* begin Input *

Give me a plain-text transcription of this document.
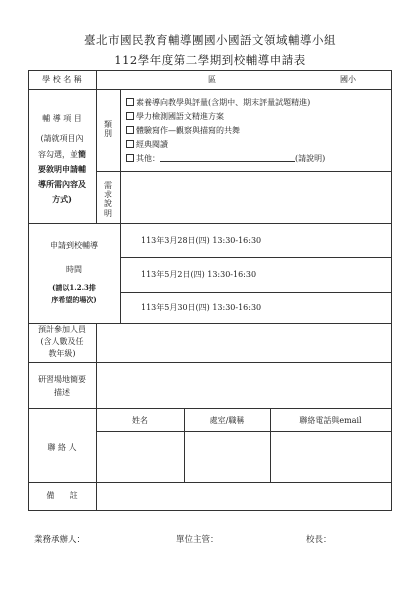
臺北市國民教育輔導團國小國語文領域輔導小組
112學年度第二學期到校輔導申請表
學 校 名 稱	區	國小
輔 導 項 目
(請就項目內
容勾選，並簡
要敘明申請輔
導所需內容及
方式)
類別
需求說明
素養導向教學與評量(含期中、期末評量試題精進)
學力檢測國語文精進方案
體驗寫作—觀察與描寫的共舞
經典閱讀
其他：	(請說明)
申請到校輔導
時間
(請以1.2.3排
序希望的場次)
113年3月28日(四) 13:30-16:30
113年5月2日(四) 13:30-16:30
113年5月30日(四) 13:30-16:30
預計參加人員
(含人數及任
教年級)
研習場地簡要
描述
聯 絡 人
姓名	處室/職稱	聯絡電話與email
備      註
業務承辦人：	單位主管：	校長：
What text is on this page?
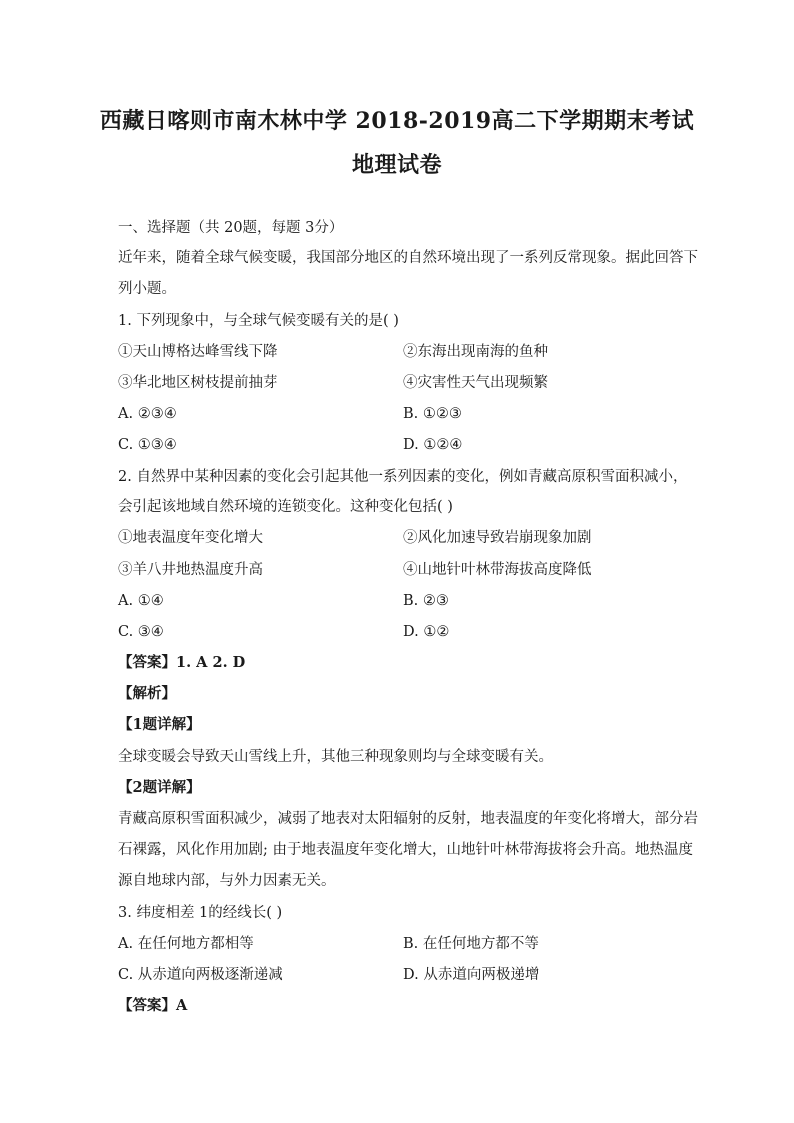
西藏日喀则市南木林中学 2018-2019高二下学期期末考试
地理试卷
一、选择题（共 20题，每题 3分）
近年来，随着全球气候变暖，我国部分地区的自然环境出现了一系列反常现象。据此回答下
列小题。
1. 下列现象中，与全球气候变暖有关的是( )
①天山博格达峰雪线下降	②东海出现南海的鱼种
③华北地区树枝提前抽芽	④灾害性天气出现频繁
A. ②③④	B. ①②③
C. ①③④	D. ①②④
2. 自然界中某种因素的变化会引起其他一系列因素的变化，例如青藏高原积雪面积减小，
会引起该地域自然环境的连锁变化。这种变化包括( )
①地表温度年变化增大	②风化加速导致岩崩现象加剧
③羊八井地热温度升高	④山地针叶林带海拔高度降低
A. ①④	B. ②③
C. ③④	D. ①②
【答案】1. A 2. D
【解析】
【1题详解】
全球变暖会导致天山雪线上升，其他三种现象则均与全球变暖有关。
【2题详解】
青藏高原积雪面积减少，减弱了地表对太阳辐射的反射，地表温度的年变化将增大，部分岩
石裸露，风化作用加剧; 由于地表温度年变化增大，山地针叶林带海拔将会升高。地热温度
源自地球内部，与外力因素无关。
3. 纬度相差 1的经线长( )
A. 在任何地方都相等	B. 在任何地方都不等
C. 从赤道向两极逐渐递减	D. 从赤道向两极递增
【答案】A
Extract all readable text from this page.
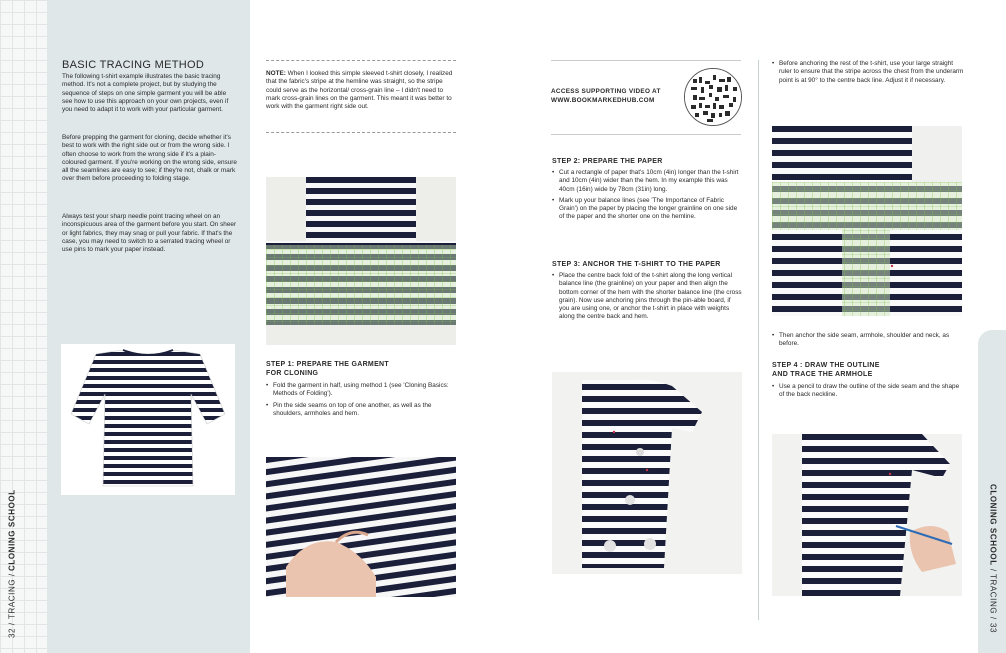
32
/
TRACING
/
CLONING SCHOOL	CLONING SCHOOL
/
TRACING
/
33
BASIC TRACING METHOD

The following t-shirt example illustrates the basic tracing method. It's not a complete project, but by studying the sequence of steps on one simple garment you will be able see how to use this approach on your own projects, even if you need to adapt it to work with your particular garment.

Before prepping the garment for cloning, decide whether it's best to work with the right side out or from the wrong side. I often choose to work from the wrong side if it's a plain-coloured garment. If you're working on the wrong side, ensure all the seamlines are easy to see; if they're not, chalk or mark over them before proceeding to folding stage.

Always test your sharp needle point tracing wheel on an inconspicuous area of the garment before you start. On sheer or light fabrics, they may snag or pull your fabric. If that's the case, you may need to switch to a serrated tracing wheel or use pins to mark your paper instead.

NOTE: When I looked this simple sleeved t-shirt closely, I realized that the fabric's stripe at the hemline was straight, so the stripe could serve as the horizontal/ cross-grain line – I didn't need to mark cross-grain lines on the garment. This meant it was better to work with the garment right side out.

STEP 1: PREPARE THE GARMENT
FOR CLONING
• Fold the garment in half, using method 1 (see 'Cloning Basics: Methods of Folding').
• Pin the side seams on top of one another, as well as the shoulders, armholes and hem.
ACCESS SUPPORTING VIDEO AT
WWW.BOOKMARKEDHUB.COM
STEP 2: PREPARE THE PAPER
• Cut a rectangle of paper that's 10cm (4in) longer than the t-shirt and 10cm (4in) wider than the hem. In my example this was 40cm (16in) wide by 78cm (31in) long.
• Mark up your balance lines (see 'The Importance of Fabric Grain') on the paper by placing the longer grainline on one side of the paper and the shorter one on the hemline.
STEP 3: ANCHOR THE T-SHIRT TO THE PAPER
• Place the centre back fold of the t-shirt along the long vertical balance line (the grainline) on your paper and then align the bottom corner of the hem with the shorter balance line (the cross grain). Now use anchoring pins through the pin-able board, if you are using one, or anchor the t-shirt in place with weights along the centre back and hem.
• Before anchoring the rest of the t-shirt, use your large straight ruler to ensure that the stripe across the chest from the underarm point is at 90° to the centre back line. Adjust it if necessary.
• Then anchor the side seam, armhole, shoulder and neck, as before.
STEP 4 : DRAW THE OUTLINE
AND TRACE THE ARMHOLE
• Use a pencil to draw the outline of the side seam and the shape of the back neckline.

* end Input *

■ **Job**
Find the lines that include the string "grainline", then copy each of them.

■ **Response**
• Mark up your balance lines (see 'The Importance of Fabric Grain') on the paper by placing the longer grainline on one side of the paper and the shorter one on the hemline.
• Place the centre back fold of the t-shirt along the long vertical balance line (the grainline) on your paper and then align the bottom corner of the hem with the shorter balance line (the cross grain). Now use anchoring pins through the pin-able board, if you are using one, or anchor the t-shirt in place with weights along the centre back and hem.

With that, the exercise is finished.